**SUPPLIED RECORDS**
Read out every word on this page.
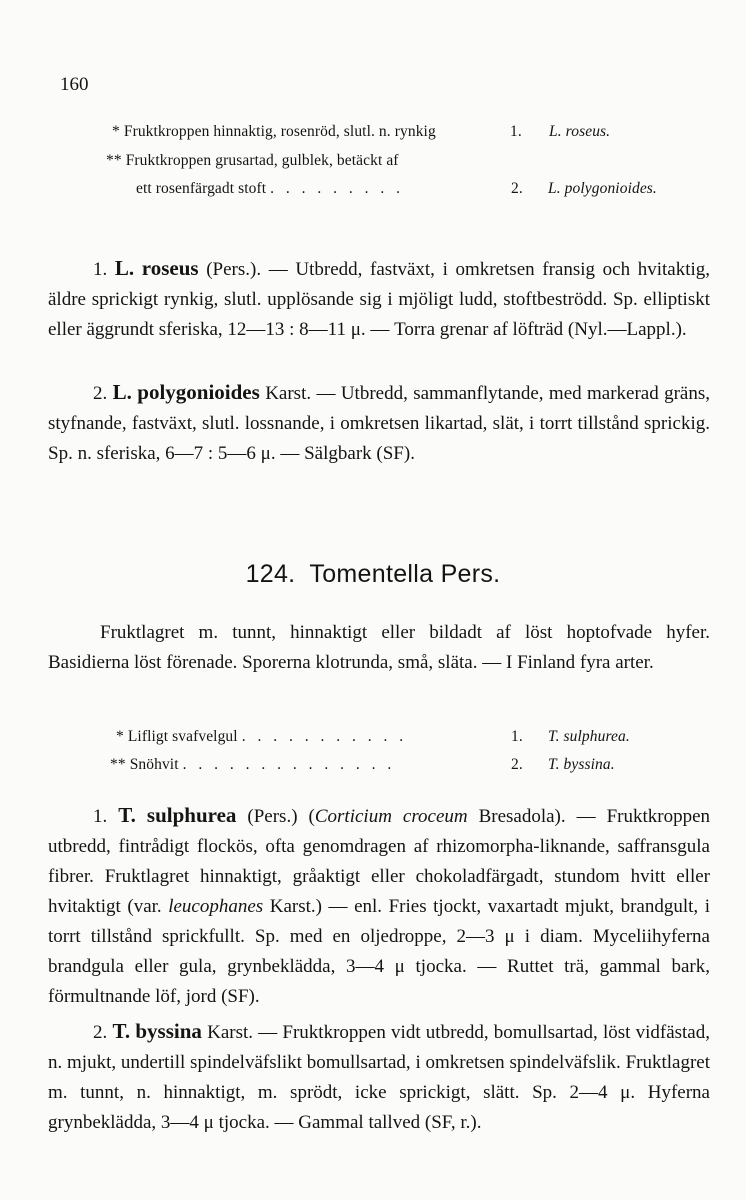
160
* Fruktkroppen hinnaktig, rosenröd, slutl. n. rynkig	1. L. roseus.
** Fruktkroppen grusartad, gulblek, betäckt af
ett rosenfärgadt stoft . . . . . . . . .	2. L. polygonioides.
1. L. roseus (Pers.). — Utbredd, fastväxt, i omkretsen fransig och hvitaktig, äldre sprickigt rynkig, slutl. upplösande sig i mjöligt ludd, stoftbeströdd. Sp. elliptiskt eller äggrundt sferiska, 12—13 : 8—11 μ. — Torra grenar af löfträd (Nyl.—Lappl.).
2. L. polygonioides Karst. — Utbredd, sammanflytande, med markerad gräns, styfnande, fastväxt, slutl. lossnande, i omkretsen likartad, slät, i torrt tillstånd sprickig. Sp. n. sferiska, 6—7 : 5—6 μ. — Sälgbark (SF).
124. Tomentella Pers.
Fruktlagret m. tunnt, hinnaktigt eller bildadt af löst hoptofvade hyfer. Basidierna löst förenade. Sporerna klotrunda, små, släta. — I Finland fyra arter.
* Lifligt svafvelgul . . . . . . . . . . .	1. T. sulphurea.
** Snöhvit . . . . . . . . . . . . . .	2. T. byssina.
1. T. sulphurea (Pers.) (Corticium croceum Bresadola). — Fruktkroppen utbredd, fintrådigt flockös, ofta genomdragen af rhizomorpha-liknande, saffransgula fibrer. Fruktlagret hinnaktigt, gråaktigt eller chokoladfärgadt, stundom hvitt eller hvitaktigt (var. leucophanes Karst.) — enl. Fries tjockt, vaxartadt mjukt, brandgult, i torrt tillstånd sprickfullt. Sp. med en oljedroppe, 2—3 μ i diam. Myceliihyferna brandgula eller gula, grynbeklädda, 3—4 μ tjocka. — Ruttet trä, gammal bark, förmultnande löf, jord (SF).
2. T. byssina Karst. — Fruktkroppen vidt utbredd, bomullsartad, löst vidfästad, n. mjukt, undertill spindelväfslikt bomullsartad, i omkretsen spindelväfslik. Fruktlagret m. tunnt, n. hinnaktigt, m. sprödt, icke sprickigt, slätt. Sp. 2—4 μ. Hyferna grynbeklädda, 3—4 μ tjocka. — Gammal tallved (SF, r.).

**TASK STATEMENT**
Which lines above include the word "roseus"? Return each one.

**ANSWER TO THE EXERCISE**
* Fruktkroppen hinnaktig, rosenröd, slutl. n. rynkig	1. L. roseus.
1. L. roseus (Pers.). — Utbredd, fastväxt, i omkretsen fransig och hvitaktig, äldre sprickigt rynkig, slutl. upplösande sig i mjöligt ludd, stoftbeströdd. Sp. elliptiskt eller äggrundt sferiska, 12—13 : 8—11 μ. — Torra grenar af löfträd (Nyl.—Lappl.).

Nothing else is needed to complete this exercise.